Consider artists. Look at these images and tell me they don't occupy fundamentally different worlds. It's not that they see the same things and express them differently. It's that they see and inhabit different worlds — with different things, different moods, different things that count as something that matters, different ways of standing in the world, towards the world, with the world. An artist gives us a cosmos and a posture.
Bacon sees flesh hanging off bodies in an arena. |
Rothko sees fields of affect with only a vague sense of form. |
Whistler sees human life emerging from the amorphic smear of the world. |
What world does Paul McCarthy inhabit? |
Well, the same goes with philosophy. Philosophers don't all see the same world then proffer their own perspective. They see, and inhabit, different worlds. So when I read philosophy, this is first and foremost what I'm looking for. What world am I being asked to inhabit? What does it look like? How do things interact here? This is a form of understanding, sure, but it's different than what we normally call understanding. Which is to say, I can "understand" a philosopher's argument and still not see his (alas, it's usually his) vision of the world.
The instinct is to read some impossibly dense sentence and parse it, grapple with it, try to understand it. This is not a bad instinct. But it is a drive that is for naught if you don't also zoom out, see a bigger picture of what this philosopher is seeing. To focus on this or that page or sentence is like focusing on a painter's stroke or use of color. It can be revealing and interesting but it won't tell you what world you're inhabiting.
When I was in grad school, we weren't given much time to make sense of a philosopher. Usually, we'd read a book a week — Kant's Critique of Judgement one week, Nietzsche's Genealogy the next, Kierkegaard's Either/Or after that, and so on. It's kind of nuts and is mostly about attaining a false sense of mastery of a "field" of knowledge rather than engaging that philosopher's world. (In college, I took a grad seminar with the great Stephen Dunning in which we read one book: Gadamer's Truth and Method. Not only did I come to inhabit, and love, Gadamer: I learned what it is to inhabit a philosopher's world.)
At that same time, reading like that had a certain pleasure and taught me certain techniques for making sense swiftly. My most common technique back then? I'd try to short circuit the long process of living with a philosopher by smoking a joint and sitting with the book all night, flipping this way and that, feeling for a way in, trying to see what that philosopher sees, what he wants from the world, for instance, why Kant is even talking about the beautiful and the sublime, why aesthetic judgement is even a topic at all. Why these books? Why these examples, these questions, this approach?
This involves reading differently. One nifty trick is to ask the same question of each philosophy and see if that philosophy can even fathom the question, not to mention have an answer. This is the question I ask these days: Where do bird songs fit it in, if at all? The answer forces a thinking through of that philosopher's world as I grapple with the logic of that world. Try it at home!

*Required work:*
A) Set down the stretch of the essay on reading philosophy from "At that same" through "questions, this approach?", word for word.
B) According to the essay on reading philosophy, which single book was read in the grad seminar with Stephen Dunning?
Rely only on the essay on reading philosophy for what is asked here.

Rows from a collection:
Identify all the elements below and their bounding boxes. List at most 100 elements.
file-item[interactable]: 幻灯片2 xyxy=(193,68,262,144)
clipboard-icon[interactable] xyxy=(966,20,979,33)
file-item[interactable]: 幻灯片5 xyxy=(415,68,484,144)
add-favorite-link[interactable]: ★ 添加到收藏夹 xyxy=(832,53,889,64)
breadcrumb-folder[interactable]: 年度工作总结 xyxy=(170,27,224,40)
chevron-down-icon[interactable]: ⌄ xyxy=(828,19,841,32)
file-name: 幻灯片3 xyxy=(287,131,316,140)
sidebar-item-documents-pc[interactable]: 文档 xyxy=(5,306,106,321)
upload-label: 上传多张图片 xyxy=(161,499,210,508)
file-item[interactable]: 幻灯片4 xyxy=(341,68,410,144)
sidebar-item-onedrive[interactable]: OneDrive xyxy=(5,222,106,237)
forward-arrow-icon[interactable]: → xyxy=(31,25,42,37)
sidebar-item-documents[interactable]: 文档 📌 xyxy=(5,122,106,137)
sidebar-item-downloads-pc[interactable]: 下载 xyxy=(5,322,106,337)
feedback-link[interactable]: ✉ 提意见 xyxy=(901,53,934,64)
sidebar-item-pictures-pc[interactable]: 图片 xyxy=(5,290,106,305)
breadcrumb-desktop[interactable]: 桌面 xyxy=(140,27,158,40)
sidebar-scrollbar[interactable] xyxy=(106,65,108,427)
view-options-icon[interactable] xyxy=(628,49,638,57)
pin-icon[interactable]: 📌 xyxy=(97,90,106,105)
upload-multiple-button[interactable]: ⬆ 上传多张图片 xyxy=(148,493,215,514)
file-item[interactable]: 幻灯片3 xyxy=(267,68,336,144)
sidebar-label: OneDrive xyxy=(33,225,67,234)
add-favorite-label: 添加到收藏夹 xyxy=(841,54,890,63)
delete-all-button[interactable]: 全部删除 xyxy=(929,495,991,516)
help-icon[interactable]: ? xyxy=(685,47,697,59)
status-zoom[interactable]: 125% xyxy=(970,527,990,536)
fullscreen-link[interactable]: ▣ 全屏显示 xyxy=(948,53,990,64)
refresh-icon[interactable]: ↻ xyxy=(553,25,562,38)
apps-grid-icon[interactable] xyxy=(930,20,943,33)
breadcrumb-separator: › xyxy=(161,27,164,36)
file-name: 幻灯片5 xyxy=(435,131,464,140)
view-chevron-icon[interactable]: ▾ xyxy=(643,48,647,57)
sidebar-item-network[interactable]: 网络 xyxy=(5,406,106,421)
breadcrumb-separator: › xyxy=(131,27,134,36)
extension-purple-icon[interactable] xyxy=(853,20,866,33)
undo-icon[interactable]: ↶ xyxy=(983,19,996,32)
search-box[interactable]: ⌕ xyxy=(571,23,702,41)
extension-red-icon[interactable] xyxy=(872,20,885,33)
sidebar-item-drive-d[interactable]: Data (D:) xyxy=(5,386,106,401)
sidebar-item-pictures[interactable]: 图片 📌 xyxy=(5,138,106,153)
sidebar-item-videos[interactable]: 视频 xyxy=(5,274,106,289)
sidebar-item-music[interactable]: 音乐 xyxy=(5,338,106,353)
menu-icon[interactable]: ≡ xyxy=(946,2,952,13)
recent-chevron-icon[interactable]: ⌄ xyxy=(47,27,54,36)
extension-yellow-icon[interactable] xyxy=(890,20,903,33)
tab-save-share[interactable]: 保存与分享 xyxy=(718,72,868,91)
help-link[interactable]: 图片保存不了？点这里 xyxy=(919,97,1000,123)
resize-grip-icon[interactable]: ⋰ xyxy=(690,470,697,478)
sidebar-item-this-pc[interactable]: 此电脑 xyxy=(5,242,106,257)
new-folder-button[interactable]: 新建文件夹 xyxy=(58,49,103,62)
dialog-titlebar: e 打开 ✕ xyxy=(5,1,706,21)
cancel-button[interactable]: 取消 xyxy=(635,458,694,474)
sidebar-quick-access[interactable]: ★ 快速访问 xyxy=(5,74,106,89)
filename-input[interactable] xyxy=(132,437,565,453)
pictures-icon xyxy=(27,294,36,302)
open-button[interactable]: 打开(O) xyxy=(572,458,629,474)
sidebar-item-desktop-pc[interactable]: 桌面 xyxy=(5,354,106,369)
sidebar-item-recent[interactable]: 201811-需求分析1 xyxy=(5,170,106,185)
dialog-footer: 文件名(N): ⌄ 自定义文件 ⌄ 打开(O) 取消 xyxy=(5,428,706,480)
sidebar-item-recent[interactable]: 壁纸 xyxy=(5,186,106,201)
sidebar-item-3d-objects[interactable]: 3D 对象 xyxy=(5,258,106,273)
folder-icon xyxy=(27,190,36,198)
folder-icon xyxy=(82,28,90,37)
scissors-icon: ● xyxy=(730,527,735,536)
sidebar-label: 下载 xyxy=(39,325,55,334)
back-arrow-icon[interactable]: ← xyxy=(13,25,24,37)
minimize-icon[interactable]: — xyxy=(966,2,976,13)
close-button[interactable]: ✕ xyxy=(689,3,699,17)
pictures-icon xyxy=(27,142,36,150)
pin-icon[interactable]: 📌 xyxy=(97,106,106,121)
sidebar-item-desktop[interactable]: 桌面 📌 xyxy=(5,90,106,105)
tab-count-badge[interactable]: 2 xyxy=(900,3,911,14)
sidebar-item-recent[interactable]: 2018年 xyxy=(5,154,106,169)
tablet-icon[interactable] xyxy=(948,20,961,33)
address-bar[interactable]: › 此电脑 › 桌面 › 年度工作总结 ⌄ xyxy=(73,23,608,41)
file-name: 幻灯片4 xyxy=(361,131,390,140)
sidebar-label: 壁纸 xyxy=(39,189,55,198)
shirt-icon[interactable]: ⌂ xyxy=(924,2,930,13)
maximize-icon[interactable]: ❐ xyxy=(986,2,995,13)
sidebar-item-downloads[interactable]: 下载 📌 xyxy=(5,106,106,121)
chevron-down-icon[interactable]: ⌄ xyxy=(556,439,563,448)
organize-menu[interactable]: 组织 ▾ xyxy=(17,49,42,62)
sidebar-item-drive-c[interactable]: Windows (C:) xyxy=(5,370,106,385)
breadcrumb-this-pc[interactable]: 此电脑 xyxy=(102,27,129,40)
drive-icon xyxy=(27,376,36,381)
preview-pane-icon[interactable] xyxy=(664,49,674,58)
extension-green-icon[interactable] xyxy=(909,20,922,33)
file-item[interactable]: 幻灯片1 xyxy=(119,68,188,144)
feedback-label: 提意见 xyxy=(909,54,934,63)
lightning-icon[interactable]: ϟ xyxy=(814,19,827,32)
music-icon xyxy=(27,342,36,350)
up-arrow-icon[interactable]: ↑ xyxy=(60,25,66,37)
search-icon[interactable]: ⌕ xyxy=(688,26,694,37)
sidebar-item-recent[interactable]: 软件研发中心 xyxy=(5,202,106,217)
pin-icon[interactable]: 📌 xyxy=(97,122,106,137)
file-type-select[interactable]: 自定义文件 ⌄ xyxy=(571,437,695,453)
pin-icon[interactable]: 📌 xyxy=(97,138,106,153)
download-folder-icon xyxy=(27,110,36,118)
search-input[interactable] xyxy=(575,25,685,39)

*Answers:*
A)
At that same time, reading like that had a certain pleasure and taught me certain techniques for making sense swiftly. My most common technique back then? I'd try to short circuit the long process of living with a philosopher by smoking a joint and sitting with the book all night, flipping this way and that, feeling for a way in, trying to see what that philosopher sees, what he wants from the world, for instance, why Kant is even talking about the beautiful and the sublime, why aesthetic judgement is even a topic at all. Why these books? Why these examples, these questions, this approach?

B) Gadamer's Truth and Method.